*Do this:* Which lines below hold the word "JSON"? Report each one.

___ The data

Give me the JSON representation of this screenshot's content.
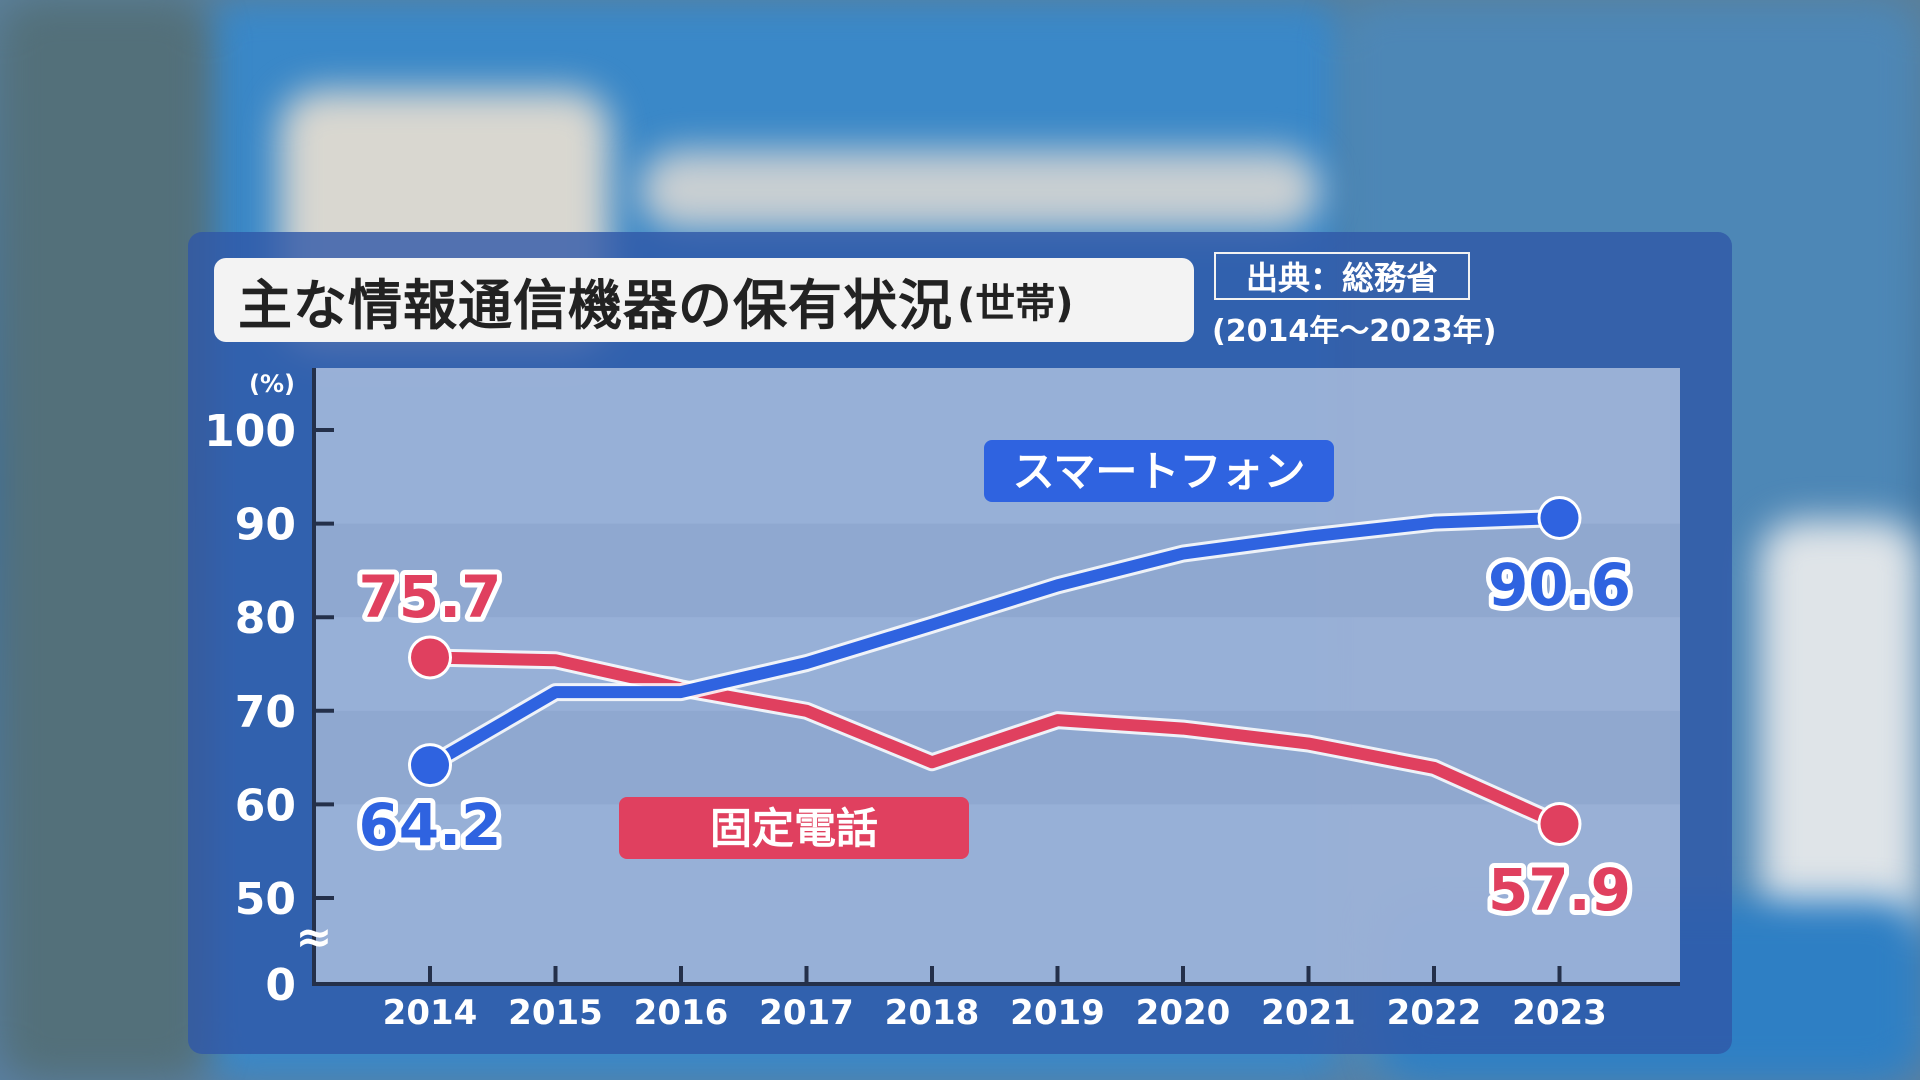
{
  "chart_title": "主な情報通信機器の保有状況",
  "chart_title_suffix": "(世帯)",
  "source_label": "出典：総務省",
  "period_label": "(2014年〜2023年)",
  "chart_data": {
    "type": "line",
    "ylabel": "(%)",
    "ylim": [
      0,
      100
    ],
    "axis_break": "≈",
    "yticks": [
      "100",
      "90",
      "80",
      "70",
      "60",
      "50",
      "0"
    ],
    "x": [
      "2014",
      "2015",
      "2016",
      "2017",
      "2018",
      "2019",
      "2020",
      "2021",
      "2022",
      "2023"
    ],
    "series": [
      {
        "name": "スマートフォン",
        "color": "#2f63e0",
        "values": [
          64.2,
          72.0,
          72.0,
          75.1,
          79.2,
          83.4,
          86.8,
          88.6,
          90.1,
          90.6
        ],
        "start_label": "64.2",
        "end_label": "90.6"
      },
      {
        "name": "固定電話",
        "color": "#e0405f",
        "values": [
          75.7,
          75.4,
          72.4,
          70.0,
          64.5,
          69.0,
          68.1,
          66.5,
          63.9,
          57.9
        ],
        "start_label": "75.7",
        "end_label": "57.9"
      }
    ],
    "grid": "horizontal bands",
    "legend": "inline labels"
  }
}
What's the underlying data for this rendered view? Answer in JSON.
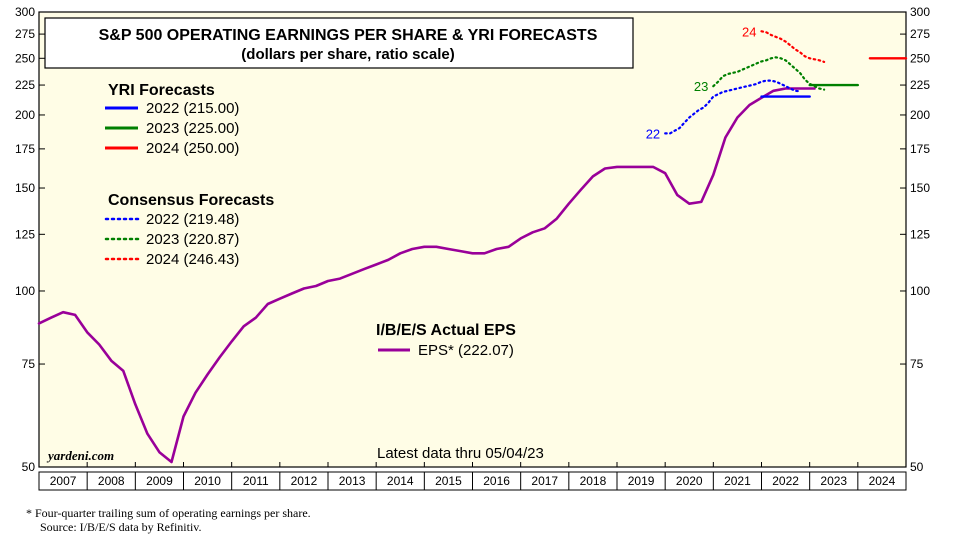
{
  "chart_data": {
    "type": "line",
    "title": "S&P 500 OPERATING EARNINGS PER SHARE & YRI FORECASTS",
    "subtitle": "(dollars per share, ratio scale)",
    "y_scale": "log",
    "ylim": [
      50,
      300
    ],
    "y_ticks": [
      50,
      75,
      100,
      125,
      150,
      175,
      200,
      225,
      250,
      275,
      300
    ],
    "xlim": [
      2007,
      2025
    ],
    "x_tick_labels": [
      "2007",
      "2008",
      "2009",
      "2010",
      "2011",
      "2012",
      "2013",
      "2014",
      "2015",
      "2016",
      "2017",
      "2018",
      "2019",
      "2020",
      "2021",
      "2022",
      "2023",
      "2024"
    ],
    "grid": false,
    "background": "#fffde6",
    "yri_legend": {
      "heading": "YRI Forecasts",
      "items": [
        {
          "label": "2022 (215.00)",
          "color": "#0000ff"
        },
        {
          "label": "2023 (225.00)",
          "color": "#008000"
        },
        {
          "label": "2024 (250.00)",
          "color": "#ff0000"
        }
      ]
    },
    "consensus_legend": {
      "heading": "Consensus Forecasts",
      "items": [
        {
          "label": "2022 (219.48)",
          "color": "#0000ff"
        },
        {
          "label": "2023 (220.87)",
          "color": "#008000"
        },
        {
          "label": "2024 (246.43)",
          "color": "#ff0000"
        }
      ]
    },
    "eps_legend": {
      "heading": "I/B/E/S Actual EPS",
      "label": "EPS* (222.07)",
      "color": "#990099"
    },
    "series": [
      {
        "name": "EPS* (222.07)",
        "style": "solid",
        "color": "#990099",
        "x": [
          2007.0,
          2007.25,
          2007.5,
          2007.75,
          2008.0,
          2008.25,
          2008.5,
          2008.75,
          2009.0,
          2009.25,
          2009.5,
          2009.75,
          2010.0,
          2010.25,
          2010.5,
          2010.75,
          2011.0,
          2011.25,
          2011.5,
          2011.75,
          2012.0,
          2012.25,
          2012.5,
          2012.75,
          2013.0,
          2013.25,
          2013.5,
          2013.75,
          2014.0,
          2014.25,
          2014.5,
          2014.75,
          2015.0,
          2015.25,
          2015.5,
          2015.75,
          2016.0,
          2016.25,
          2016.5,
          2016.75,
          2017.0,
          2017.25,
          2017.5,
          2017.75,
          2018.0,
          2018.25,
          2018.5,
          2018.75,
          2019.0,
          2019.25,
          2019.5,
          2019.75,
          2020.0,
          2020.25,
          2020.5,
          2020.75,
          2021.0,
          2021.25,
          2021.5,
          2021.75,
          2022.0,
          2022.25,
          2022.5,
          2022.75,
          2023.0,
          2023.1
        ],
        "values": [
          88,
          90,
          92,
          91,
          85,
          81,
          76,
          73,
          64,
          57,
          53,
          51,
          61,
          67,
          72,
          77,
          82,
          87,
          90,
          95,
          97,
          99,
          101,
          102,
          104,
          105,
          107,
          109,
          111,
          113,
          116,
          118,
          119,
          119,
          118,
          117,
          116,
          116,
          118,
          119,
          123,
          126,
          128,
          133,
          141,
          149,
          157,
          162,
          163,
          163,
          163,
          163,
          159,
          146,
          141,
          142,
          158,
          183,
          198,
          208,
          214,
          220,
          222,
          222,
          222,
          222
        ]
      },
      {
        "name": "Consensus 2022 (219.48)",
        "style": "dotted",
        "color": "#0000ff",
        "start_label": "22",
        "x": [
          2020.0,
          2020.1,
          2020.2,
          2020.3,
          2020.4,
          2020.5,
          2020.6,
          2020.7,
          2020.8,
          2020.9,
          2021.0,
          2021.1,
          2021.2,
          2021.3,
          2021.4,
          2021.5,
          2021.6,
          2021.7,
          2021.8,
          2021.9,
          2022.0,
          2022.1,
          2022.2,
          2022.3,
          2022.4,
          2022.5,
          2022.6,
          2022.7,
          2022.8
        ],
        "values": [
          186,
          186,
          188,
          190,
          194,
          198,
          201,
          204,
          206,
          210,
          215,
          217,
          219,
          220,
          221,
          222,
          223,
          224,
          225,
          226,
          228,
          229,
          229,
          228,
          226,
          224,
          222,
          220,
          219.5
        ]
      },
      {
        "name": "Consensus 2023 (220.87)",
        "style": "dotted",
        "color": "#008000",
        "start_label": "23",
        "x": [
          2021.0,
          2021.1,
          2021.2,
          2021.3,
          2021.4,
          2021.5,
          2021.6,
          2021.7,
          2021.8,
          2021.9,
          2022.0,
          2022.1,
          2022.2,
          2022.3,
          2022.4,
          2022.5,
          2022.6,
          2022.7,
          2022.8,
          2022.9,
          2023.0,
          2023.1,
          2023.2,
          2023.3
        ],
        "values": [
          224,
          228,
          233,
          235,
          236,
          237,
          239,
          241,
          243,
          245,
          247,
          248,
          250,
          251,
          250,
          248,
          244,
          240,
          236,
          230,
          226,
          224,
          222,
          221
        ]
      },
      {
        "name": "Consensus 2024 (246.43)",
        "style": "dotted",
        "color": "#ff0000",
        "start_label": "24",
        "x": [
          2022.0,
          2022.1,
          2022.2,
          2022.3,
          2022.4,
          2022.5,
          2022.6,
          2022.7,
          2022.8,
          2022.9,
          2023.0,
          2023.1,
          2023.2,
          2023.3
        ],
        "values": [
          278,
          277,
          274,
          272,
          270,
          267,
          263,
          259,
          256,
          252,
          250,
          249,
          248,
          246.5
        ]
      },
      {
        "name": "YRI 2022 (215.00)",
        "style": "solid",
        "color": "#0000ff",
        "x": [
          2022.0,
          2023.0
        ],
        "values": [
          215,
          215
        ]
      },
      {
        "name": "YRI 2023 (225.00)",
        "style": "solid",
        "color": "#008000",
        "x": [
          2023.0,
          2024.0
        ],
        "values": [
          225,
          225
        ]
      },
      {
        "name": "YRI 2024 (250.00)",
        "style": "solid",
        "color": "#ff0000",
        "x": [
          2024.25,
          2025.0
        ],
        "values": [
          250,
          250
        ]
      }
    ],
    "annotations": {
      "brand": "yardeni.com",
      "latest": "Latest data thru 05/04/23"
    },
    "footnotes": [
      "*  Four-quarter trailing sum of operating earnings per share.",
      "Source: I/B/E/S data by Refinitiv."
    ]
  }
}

______

*Solution:*
Give me the JSON representation of this screenshot's content.
What's the underlying data for this rendered view? Answer in JSON.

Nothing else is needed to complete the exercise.